-------- Records supplied --------
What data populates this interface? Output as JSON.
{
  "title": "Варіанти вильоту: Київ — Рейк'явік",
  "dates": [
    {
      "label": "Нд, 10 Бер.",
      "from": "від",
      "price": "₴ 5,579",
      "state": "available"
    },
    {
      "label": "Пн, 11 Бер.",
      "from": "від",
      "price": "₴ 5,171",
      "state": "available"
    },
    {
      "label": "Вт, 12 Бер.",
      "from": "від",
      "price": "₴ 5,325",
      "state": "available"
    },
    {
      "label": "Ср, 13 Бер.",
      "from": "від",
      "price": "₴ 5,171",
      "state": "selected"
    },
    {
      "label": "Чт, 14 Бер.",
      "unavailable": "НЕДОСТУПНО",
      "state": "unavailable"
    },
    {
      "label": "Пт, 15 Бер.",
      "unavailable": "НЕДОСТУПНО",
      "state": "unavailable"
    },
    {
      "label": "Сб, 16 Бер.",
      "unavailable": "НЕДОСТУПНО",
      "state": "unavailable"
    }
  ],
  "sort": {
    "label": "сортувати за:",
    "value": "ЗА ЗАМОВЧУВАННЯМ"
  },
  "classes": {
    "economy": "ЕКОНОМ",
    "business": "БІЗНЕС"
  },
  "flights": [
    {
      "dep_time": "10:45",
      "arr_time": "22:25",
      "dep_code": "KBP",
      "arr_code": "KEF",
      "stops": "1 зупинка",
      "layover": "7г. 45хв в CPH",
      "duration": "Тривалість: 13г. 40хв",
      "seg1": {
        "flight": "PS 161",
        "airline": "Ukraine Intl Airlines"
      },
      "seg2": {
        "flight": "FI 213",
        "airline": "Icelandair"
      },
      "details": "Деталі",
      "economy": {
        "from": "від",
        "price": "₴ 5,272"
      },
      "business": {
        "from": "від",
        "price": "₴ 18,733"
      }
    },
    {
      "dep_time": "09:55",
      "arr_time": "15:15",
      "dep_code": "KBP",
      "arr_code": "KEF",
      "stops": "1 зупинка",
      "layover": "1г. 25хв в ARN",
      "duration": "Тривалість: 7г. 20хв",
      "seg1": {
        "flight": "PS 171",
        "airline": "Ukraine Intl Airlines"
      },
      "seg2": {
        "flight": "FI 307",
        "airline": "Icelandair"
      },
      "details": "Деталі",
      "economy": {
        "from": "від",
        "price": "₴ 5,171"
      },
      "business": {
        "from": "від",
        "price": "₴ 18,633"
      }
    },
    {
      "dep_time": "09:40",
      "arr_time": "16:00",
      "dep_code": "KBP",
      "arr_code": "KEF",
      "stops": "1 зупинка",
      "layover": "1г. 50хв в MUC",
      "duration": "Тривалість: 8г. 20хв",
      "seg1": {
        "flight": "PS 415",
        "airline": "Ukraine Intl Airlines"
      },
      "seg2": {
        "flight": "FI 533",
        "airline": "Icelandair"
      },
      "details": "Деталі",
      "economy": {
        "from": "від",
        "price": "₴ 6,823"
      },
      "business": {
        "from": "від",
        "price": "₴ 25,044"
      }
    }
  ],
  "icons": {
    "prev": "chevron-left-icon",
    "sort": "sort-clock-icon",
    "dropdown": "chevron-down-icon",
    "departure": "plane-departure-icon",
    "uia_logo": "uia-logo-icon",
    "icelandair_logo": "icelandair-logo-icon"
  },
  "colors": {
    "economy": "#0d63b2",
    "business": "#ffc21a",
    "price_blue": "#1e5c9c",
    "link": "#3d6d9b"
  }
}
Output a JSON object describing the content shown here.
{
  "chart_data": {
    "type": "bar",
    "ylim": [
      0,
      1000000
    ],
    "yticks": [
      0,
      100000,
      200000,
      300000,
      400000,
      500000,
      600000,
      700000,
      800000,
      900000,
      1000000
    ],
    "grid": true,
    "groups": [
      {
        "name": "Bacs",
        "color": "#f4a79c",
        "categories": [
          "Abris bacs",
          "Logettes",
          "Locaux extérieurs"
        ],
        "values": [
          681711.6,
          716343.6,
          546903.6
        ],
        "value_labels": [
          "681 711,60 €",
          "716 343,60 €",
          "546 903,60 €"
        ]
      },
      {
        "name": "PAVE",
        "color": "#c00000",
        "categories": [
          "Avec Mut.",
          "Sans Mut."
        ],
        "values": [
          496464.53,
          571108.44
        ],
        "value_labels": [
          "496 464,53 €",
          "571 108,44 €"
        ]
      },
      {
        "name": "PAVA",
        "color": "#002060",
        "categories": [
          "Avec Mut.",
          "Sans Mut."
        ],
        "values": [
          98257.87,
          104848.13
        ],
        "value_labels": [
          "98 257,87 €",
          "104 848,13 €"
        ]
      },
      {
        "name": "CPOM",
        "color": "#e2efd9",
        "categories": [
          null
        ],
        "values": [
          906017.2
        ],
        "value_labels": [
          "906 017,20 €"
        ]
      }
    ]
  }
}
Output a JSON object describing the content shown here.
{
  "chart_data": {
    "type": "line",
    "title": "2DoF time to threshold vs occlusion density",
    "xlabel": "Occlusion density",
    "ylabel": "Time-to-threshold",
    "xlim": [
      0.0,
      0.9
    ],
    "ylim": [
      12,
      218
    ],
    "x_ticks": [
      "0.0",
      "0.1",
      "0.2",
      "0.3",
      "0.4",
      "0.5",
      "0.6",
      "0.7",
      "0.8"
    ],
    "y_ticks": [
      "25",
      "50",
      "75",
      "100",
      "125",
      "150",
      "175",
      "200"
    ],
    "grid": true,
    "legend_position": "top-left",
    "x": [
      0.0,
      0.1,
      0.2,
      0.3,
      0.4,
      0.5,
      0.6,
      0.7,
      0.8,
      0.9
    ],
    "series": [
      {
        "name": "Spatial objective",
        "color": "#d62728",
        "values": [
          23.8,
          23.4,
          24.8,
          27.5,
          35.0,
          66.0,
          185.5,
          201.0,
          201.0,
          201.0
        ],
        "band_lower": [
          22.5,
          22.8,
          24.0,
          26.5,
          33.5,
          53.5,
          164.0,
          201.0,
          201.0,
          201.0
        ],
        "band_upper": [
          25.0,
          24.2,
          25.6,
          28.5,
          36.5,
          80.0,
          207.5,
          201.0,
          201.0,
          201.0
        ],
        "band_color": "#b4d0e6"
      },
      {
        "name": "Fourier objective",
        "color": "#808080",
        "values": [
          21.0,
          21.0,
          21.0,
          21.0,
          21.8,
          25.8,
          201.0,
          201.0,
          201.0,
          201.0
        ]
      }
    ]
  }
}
--------
- Short problem
Of all the lines in the data above, state how many include "density". Say only the number.

- Final result
2